Source records ->
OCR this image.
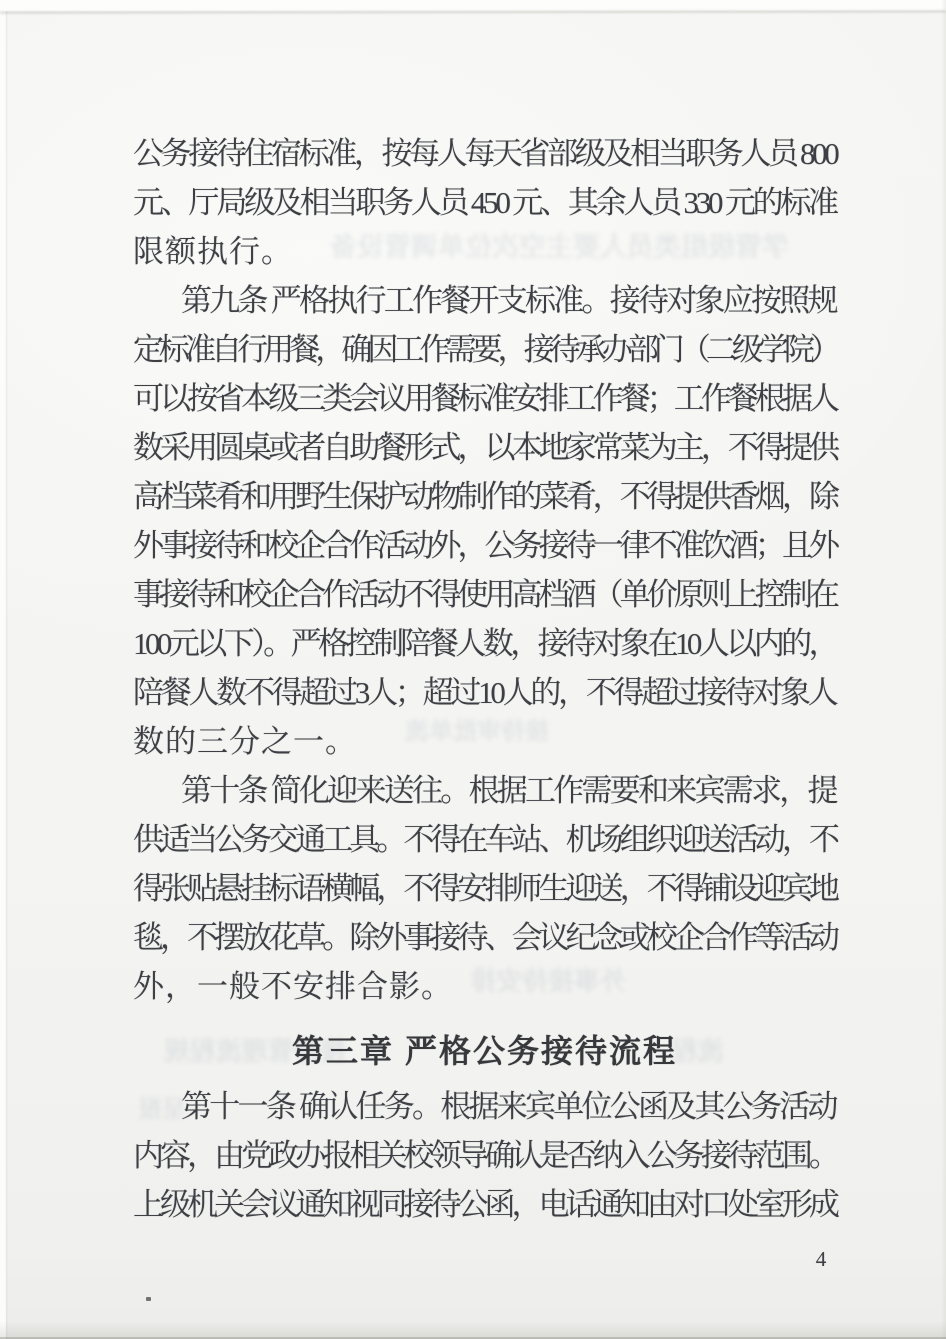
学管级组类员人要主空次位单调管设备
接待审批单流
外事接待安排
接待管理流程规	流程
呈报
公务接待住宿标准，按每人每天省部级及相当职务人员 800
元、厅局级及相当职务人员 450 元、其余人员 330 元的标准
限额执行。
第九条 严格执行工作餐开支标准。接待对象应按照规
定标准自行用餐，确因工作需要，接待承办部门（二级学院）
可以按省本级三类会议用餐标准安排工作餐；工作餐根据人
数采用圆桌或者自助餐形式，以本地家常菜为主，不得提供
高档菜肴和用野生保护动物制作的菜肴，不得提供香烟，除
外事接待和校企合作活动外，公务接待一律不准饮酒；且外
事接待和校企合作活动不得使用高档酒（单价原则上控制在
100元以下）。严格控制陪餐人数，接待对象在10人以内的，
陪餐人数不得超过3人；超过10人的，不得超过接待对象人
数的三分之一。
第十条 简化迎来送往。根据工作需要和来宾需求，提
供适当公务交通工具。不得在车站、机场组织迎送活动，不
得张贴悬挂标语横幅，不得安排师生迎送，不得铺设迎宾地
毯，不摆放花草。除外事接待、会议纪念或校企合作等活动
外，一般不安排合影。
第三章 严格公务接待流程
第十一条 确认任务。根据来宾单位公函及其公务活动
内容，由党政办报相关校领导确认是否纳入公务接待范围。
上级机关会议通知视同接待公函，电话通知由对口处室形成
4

What you need to do ->
Your copy of the data should match it exactly, except that pictures are left out.

Result ->
OCR this image.
学管级组类员人要主空次位单调管设备
接待审批单流
外事接待安排
接待管理流程规	流程
呈报
公务接待住宿标准，按每人每天省部级及相当职务人员 800
元、厅局级及相当职务人员 450 元、其余人员 330 元的标准
限额执行。
第九条 严格执行工作餐开支标准。接待对象应按照规
定标准自行用餐，确因工作需要，接待承办部门（二级学院）
可以按省本级三类会议用餐标准安排工作餐；工作餐根据人
数采用圆桌或者自助餐形式，以本地家常菜为主，不得提供
高档菜肴和用野生保护动物制作的菜肴，不得提供香烟，除
外事接待和校企合作活动外，公务接待一律不准饮酒；且外
事接待和校企合作活动不得使用高档酒（单价原则上控制在
100元以下）。严格控制陪餐人数，接待对象在10人以内的，
陪餐人数不得超过3人；超过10人的，不得超过接待对象人
数的三分之一。
第十条 简化迎来送往。根据工作需要和来宾需求，提
供适当公务交通工具。不得在车站、机场组织迎送活动，不
得张贴悬挂标语横幅，不得安排师生迎送，不得铺设迎宾地
毯，不摆放花草。除外事接待、会议纪念或校企合作等活动
外，一般不安排合影。
第三章 严格公务接待流程
第十一条 确认任务。根据来宾单位公函及其公务活动
内容，由党政办报相关校领导确认是否纳入公务接待范围。
上级机关会议通知视同接待公函，电话通知由对口处室形成
4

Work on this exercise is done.